## Required task
Examine the records and identify each line that includes the string "溶液滴入". Copy those lines.

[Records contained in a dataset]
start
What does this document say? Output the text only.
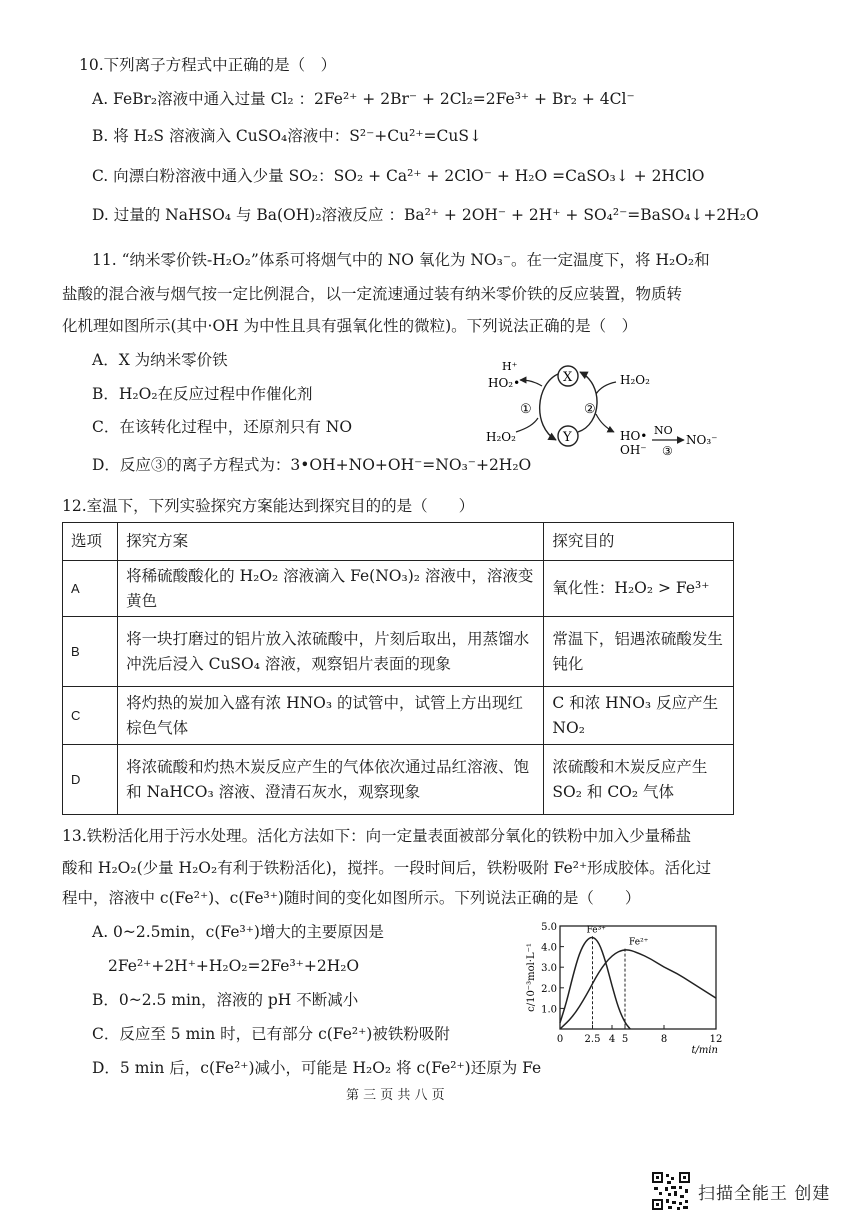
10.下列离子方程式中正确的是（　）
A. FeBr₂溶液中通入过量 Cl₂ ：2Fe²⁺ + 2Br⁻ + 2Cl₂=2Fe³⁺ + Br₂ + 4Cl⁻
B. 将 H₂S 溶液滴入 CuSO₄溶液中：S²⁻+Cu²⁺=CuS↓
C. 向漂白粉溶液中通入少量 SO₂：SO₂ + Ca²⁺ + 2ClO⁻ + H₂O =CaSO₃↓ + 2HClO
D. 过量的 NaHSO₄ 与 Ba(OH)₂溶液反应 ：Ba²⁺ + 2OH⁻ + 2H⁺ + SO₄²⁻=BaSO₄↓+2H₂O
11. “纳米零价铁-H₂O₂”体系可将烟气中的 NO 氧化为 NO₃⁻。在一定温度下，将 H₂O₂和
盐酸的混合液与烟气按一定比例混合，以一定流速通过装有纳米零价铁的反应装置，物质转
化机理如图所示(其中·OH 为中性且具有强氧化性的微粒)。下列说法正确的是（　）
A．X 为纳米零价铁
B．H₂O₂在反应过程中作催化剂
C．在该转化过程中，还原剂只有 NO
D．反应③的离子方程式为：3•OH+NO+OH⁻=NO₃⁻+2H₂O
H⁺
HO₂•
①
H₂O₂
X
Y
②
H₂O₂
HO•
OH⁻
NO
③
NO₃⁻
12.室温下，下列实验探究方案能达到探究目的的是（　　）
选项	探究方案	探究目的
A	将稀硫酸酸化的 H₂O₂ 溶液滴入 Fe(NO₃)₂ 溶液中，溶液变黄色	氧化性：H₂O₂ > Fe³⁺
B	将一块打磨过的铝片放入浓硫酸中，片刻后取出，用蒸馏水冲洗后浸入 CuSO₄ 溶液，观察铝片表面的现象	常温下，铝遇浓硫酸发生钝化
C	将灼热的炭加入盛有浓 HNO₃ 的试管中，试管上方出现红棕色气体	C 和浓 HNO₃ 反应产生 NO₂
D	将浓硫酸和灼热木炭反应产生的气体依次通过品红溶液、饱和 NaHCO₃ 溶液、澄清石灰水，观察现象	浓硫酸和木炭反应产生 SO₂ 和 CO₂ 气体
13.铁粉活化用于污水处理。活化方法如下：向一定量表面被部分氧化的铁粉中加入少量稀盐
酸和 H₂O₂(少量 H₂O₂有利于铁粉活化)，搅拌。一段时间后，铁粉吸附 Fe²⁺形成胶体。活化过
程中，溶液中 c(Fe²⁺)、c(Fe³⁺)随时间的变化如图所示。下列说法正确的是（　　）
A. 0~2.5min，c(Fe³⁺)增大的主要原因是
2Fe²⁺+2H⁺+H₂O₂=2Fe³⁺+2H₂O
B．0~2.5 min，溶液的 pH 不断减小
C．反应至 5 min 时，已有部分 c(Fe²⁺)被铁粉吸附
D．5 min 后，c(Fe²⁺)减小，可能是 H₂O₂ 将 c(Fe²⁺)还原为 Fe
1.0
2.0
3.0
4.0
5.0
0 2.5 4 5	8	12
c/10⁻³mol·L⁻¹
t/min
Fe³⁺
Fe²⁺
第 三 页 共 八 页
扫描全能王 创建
end
## Solution below
B. 将 H₂S 溶液滴入 CuSO₄溶液中：S²⁻+Cu²⁺=CuS↓
A	将稀硫酸酸化的 H₂O₂ 溶液滴入 Fe(NO₃)₂ 溶液中，溶液变黄色	氧化性：H₂O₂ > Fe³⁺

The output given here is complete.